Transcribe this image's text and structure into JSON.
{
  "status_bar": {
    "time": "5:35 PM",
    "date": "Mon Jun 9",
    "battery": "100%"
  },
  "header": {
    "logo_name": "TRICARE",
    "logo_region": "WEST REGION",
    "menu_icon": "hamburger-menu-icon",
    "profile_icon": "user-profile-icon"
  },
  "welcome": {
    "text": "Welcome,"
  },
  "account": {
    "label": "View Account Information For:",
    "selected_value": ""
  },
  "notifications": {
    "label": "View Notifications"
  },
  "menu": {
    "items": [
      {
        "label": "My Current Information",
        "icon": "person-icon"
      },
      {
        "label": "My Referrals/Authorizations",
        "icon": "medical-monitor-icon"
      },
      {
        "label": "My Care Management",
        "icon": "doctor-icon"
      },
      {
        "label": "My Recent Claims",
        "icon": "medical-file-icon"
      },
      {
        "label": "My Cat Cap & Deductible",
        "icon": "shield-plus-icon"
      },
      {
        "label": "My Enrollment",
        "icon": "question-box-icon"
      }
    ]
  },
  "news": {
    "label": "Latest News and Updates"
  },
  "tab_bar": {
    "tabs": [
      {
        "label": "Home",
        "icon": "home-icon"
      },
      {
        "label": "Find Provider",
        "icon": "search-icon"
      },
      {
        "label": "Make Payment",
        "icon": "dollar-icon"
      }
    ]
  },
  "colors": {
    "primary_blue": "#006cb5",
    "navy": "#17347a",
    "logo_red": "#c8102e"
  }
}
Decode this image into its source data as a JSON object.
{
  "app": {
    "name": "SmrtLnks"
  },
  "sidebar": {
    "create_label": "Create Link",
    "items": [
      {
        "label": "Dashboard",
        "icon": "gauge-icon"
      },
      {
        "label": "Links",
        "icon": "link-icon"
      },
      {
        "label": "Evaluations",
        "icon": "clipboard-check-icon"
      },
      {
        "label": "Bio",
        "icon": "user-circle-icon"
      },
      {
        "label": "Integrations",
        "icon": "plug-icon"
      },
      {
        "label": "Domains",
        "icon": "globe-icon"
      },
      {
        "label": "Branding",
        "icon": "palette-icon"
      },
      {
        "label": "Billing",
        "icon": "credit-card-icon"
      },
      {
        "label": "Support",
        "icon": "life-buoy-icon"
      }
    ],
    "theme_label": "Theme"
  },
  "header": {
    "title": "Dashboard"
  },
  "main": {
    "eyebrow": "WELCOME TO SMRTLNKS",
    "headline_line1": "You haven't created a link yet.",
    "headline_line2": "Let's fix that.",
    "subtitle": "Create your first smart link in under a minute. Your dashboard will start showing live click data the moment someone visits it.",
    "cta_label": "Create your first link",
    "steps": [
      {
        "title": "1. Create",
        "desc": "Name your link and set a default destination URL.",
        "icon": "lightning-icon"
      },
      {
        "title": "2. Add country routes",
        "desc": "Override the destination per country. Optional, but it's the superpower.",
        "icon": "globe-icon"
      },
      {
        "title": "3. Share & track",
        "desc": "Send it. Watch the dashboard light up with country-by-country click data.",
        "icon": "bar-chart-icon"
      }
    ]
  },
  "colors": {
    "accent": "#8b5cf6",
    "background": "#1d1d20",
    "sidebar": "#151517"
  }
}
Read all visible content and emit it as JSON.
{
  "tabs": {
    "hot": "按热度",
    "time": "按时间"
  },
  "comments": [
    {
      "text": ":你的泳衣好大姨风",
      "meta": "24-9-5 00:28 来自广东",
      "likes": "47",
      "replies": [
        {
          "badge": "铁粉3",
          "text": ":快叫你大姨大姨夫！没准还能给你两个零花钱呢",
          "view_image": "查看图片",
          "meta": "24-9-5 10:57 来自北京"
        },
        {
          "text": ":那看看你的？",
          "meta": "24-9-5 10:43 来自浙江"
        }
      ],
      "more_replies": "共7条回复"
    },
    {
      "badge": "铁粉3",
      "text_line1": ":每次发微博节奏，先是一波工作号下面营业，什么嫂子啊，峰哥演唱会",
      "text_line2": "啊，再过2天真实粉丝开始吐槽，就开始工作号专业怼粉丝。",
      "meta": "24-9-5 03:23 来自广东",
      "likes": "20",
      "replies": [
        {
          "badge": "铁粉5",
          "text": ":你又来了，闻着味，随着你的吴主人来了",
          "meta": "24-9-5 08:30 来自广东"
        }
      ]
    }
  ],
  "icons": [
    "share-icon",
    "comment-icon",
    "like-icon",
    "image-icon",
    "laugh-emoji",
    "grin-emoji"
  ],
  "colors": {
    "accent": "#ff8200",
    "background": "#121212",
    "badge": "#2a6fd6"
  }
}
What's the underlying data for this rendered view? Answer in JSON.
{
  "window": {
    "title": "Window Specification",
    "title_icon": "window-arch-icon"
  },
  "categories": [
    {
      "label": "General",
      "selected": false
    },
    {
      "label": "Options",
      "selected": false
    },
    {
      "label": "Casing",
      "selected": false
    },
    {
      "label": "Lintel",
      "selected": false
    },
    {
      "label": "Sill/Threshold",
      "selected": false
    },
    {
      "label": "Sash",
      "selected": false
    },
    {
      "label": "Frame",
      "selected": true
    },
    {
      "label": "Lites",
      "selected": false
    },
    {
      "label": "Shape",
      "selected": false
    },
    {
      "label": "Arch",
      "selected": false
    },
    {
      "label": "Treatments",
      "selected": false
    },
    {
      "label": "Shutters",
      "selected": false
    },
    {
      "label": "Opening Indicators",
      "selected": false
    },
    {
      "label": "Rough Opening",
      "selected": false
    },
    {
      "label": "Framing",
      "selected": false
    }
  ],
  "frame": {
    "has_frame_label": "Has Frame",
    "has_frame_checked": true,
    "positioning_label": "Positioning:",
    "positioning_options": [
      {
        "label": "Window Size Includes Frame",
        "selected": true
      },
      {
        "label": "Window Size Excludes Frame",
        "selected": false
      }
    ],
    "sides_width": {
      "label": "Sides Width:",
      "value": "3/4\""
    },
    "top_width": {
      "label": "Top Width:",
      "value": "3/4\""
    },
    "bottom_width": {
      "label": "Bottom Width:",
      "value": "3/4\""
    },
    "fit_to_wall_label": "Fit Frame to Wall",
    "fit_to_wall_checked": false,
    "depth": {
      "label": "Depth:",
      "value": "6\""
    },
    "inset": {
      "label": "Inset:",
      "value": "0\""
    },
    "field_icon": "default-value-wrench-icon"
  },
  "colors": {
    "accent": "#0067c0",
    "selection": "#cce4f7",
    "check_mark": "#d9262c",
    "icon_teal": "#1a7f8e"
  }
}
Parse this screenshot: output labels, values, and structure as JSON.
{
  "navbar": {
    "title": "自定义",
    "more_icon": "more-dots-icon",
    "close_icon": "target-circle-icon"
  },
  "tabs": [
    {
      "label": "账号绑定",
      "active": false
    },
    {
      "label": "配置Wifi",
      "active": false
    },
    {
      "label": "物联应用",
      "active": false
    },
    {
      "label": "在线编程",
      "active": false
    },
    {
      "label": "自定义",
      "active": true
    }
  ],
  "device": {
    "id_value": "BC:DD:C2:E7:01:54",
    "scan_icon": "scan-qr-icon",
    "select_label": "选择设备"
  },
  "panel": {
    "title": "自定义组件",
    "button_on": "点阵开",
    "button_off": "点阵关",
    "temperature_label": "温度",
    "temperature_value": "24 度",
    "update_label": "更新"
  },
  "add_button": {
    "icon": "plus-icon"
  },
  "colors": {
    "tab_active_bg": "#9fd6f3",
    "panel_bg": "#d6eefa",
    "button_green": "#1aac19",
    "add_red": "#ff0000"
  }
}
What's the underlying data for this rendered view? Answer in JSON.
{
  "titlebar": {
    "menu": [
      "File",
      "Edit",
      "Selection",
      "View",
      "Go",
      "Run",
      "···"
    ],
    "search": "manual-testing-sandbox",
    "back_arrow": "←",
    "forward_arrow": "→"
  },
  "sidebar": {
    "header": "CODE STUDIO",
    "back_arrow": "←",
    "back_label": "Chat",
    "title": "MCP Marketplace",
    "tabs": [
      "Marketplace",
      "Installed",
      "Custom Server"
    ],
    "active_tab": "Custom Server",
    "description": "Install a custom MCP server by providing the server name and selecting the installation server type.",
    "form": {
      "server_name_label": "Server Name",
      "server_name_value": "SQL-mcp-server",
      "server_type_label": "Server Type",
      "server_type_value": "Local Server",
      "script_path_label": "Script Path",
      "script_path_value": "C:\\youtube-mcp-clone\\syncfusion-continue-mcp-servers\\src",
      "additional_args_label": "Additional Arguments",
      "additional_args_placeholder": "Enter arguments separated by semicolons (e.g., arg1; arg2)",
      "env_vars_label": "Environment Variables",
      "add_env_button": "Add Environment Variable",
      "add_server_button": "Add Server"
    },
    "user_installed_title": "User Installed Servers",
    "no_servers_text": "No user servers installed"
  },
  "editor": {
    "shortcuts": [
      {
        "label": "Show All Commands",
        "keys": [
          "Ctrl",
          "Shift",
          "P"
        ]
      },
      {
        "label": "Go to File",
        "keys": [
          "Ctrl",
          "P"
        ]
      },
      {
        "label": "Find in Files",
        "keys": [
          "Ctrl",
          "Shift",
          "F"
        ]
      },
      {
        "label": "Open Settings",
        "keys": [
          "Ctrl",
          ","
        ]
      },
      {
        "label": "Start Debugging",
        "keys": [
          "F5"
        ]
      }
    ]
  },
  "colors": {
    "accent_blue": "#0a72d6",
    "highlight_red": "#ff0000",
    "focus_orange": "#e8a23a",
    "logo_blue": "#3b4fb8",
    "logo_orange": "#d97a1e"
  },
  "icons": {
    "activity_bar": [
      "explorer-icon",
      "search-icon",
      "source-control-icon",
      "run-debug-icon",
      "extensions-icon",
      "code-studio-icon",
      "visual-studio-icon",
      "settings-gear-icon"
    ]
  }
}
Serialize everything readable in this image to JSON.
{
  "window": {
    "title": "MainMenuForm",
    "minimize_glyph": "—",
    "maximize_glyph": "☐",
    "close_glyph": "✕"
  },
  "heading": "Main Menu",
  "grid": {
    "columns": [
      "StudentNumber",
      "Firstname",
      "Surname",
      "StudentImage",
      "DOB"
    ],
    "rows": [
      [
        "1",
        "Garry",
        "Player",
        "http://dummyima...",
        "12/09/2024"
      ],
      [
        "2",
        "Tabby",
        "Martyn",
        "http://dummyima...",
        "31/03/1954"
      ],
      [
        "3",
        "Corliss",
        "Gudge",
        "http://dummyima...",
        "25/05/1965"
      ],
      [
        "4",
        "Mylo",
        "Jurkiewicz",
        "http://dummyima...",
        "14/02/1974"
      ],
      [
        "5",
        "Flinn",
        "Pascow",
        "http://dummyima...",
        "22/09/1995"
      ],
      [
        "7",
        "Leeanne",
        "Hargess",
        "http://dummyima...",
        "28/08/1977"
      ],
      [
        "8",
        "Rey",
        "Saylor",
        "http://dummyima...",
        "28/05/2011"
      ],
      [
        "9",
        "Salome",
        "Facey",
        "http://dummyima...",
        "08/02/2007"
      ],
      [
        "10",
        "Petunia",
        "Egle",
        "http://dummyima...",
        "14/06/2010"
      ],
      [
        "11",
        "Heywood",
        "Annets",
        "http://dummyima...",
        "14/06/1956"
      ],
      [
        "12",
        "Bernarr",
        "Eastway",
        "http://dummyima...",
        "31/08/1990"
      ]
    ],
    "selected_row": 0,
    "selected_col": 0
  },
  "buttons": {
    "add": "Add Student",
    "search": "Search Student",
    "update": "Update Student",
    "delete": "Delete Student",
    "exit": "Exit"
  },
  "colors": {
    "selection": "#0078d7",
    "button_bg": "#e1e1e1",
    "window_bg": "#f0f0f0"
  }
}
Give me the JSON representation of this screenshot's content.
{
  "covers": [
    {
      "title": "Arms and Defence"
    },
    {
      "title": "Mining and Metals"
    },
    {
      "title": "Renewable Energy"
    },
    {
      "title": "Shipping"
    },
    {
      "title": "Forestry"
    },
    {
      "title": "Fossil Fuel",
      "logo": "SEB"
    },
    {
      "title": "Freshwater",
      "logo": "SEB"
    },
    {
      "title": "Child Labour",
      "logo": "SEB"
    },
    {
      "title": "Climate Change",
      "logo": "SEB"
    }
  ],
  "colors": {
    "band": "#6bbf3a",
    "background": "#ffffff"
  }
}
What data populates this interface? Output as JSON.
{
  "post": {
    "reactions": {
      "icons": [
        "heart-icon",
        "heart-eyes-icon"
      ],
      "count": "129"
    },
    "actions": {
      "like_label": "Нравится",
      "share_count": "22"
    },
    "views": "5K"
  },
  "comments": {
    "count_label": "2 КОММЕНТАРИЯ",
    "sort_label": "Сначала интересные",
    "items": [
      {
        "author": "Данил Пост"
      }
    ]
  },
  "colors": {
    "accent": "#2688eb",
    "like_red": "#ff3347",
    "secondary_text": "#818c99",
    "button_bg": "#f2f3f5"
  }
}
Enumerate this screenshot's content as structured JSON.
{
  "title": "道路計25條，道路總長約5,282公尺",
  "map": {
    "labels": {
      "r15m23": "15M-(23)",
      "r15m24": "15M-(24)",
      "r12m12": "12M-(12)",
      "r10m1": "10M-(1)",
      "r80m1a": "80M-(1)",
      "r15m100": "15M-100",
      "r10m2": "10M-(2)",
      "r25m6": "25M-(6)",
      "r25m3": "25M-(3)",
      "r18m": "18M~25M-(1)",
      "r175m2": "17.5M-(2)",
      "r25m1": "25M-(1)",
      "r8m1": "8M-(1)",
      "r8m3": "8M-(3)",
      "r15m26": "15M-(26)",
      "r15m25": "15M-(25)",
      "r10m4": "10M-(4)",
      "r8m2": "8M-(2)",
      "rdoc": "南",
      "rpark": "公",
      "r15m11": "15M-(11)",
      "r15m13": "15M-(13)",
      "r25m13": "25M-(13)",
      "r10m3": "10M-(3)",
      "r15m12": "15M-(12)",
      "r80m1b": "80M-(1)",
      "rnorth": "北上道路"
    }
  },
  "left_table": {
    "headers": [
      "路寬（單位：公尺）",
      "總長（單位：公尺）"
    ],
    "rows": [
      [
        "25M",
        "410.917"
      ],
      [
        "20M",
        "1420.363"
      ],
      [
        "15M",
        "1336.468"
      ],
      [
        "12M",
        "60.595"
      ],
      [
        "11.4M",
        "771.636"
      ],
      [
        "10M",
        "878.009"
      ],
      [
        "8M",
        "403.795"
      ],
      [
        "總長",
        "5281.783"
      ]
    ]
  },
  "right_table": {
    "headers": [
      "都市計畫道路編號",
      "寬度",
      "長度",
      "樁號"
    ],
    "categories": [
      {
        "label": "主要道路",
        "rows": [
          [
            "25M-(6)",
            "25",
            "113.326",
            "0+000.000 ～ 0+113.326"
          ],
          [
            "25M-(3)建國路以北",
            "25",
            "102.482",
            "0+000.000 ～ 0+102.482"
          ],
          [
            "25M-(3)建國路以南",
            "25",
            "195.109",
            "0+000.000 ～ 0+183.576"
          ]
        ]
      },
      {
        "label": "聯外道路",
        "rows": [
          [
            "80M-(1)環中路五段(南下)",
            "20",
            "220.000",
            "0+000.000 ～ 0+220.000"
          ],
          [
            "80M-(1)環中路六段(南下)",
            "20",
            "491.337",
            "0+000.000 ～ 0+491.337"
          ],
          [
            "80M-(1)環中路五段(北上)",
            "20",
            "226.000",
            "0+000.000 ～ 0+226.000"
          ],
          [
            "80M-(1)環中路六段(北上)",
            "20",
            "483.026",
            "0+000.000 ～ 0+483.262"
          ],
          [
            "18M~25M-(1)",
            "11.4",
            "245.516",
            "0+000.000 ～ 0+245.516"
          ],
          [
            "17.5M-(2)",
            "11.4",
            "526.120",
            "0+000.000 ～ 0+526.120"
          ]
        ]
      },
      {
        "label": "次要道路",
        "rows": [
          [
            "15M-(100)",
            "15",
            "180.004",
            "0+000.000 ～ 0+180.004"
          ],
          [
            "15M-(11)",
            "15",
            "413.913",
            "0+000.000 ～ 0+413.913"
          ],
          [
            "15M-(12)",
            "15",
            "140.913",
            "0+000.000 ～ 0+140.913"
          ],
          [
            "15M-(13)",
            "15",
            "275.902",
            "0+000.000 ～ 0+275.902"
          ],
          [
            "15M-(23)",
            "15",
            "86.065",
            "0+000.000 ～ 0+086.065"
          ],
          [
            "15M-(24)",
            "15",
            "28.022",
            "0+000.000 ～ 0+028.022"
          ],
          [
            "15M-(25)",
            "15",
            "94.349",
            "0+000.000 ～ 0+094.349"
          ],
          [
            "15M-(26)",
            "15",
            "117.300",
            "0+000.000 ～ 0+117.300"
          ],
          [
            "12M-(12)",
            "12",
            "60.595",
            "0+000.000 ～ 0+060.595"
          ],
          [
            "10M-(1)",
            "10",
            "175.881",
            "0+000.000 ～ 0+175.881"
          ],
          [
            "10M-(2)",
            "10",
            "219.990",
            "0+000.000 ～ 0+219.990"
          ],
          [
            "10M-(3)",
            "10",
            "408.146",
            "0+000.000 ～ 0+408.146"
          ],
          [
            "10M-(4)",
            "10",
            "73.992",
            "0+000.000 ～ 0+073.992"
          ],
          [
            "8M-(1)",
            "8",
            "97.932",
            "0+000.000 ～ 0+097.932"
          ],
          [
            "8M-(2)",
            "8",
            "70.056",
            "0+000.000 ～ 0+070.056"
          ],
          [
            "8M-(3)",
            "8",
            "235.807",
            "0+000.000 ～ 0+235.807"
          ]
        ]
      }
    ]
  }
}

Exercise details: Copy every line that contains the string "click".

Final result:
    "subtitle": "Create your first smart link in under a minute. Your dashboard will start showing live click data the moment someone visits it.",
        "desc": "Send it. Watch the dashboard light up with country-by-country click data.",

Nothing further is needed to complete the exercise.